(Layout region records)
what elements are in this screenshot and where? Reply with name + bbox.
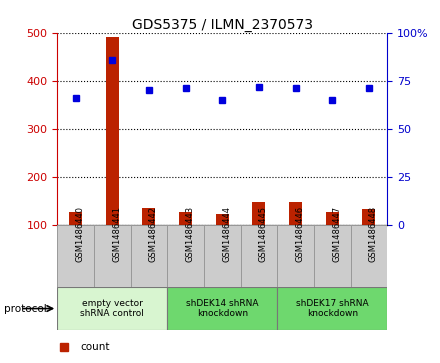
Bar	[57, 287, 167, 330]
Bar	[241, 225, 277, 287]
Text: GSM1486443: GSM1486443	[186, 206, 194, 262]
Text: empty vector
shRNA control: empty vector shRNA control	[80, 299, 144, 318]
Bar	[179, 212, 192, 273]
Text: GSM1486441: GSM1486441	[112, 206, 121, 262]
Text: shDEK14 shRNA
knockdown: shDEK14 shRNA knockdown	[186, 299, 258, 318]
Text: shDEK17 shRNA
knockdown: shDEK17 shRNA knockdown	[296, 299, 369, 318]
Text: count: count	[81, 342, 110, 352]
Bar	[363, 209, 375, 273]
Bar	[204, 225, 241, 287]
Bar	[351, 225, 387, 287]
Bar	[94, 225, 131, 287]
Bar	[69, 212, 82, 273]
Bar	[216, 215, 229, 273]
Bar	[277, 225, 314, 287]
Text: GSM1486448: GSM1486448	[369, 206, 378, 262]
Text: GSM1486446: GSM1486446	[296, 206, 304, 262]
Text: GSM1486442: GSM1486442	[149, 206, 158, 262]
Bar	[167, 287, 277, 330]
Bar	[314, 225, 351, 287]
Bar	[57, 225, 94, 287]
Bar	[167, 225, 204, 287]
Text: GSM1486444: GSM1486444	[222, 206, 231, 262]
Bar	[326, 212, 339, 273]
Text: protocol: protocol	[4, 303, 47, 314]
Text: GSM1486447: GSM1486447	[332, 206, 341, 262]
Bar	[106, 37, 119, 273]
Text: GSM1486440: GSM1486440	[76, 206, 84, 262]
Title: GDS5375 / ILMN_2370573: GDS5375 / ILMN_2370573	[132, 18, 313, 32]
Text: GSM1486445: GSM1486445	[259, 206, 268, 262]
Bar	[253, 202, 265, 273]
Bar	[131, 225, 167, 287]
Bar	[289, 202, 302, 273]
Bar	[277, 287, 387, 330]
Bar	[143, 208, 155, 273]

◆ Short problem
Rewrite all the records above, changing every "Bar" to "Column" and keeping everything else the same. Omit the pictures from your answer.

◆ Task solution
what elements are in this screenshot and where? Reply with name + bbox.
Column	[57, 287, 167, 330]
Column	[241, 225, 277, 287]
Text: GSM1486443: GSM1486443	[186, 206, 194, 262]
Text: empty vector
shRNA control: empty vector shRNA control	[80, 299, 144, 318]
Column	[179, 212, 192, 273]
Text: GSM1486441: GSM1486441	[112, 206, 121, 262]
Text: shDEK14 shRNA
knockdown: shDEK14 shRNA knockdown	[186, 299, 258, 318]
Text: shDEK17 shRNA
knockdown: shDEK17 shRNA knockdown	[296, 299, 369, 318]
Text: count: count	[81, 342, 110, 352]
Column	[363, 209, 375, 273]
Column	[204, 225, 241, 287]
Column	[351, 225, 387, 287]
Column	[94, 225, 131, 287]
Column	[69, 212, 82, 273]
Column	[216, 215, 229, 273]
Column	[277, 225, 314, 287]
Text: GSM1486448: GSM1486448	[369, 206, 378, 262]
Text: GSM1486446: GSM1486446	[296, 206, 304, 262]
Text: GSM1486442: GSM1486442	[149, 206, 158, 262]
Column	[167, 287, 277, 330]
Column	[314, 225, 351, 287]
Column	[57, 225, 94, 287]
Column	[167, 225, 204, 287]
Text: GSM1486444: GSM1486444	[222, 206, 231, 262]
Column	[326, 212, 339, 273]
Text: protocol: protocol	[4, 303, 47, 314]
Text: GSM1486447: GSM1486447	[332, 206, 341, 262]
Column	[106, 37, 119, 273]
Text: GSM1486440: GSM1486440	[76, 206, 84, 262]
Title: GDS5375 / ILMN_2370573: GDS5375 / ILMN_2370573	[132, 18, 313, 32]
Text: GSM1486445: GSM1486445	[259, 206, 268, 262]
Column	[253, 202, 265, 273]
Column	[131, 225, 167, 287]
Column	[289, 202, 302, 273]
Column	[277, 287, 387, 330]
Column	[143, 208, 155, 273]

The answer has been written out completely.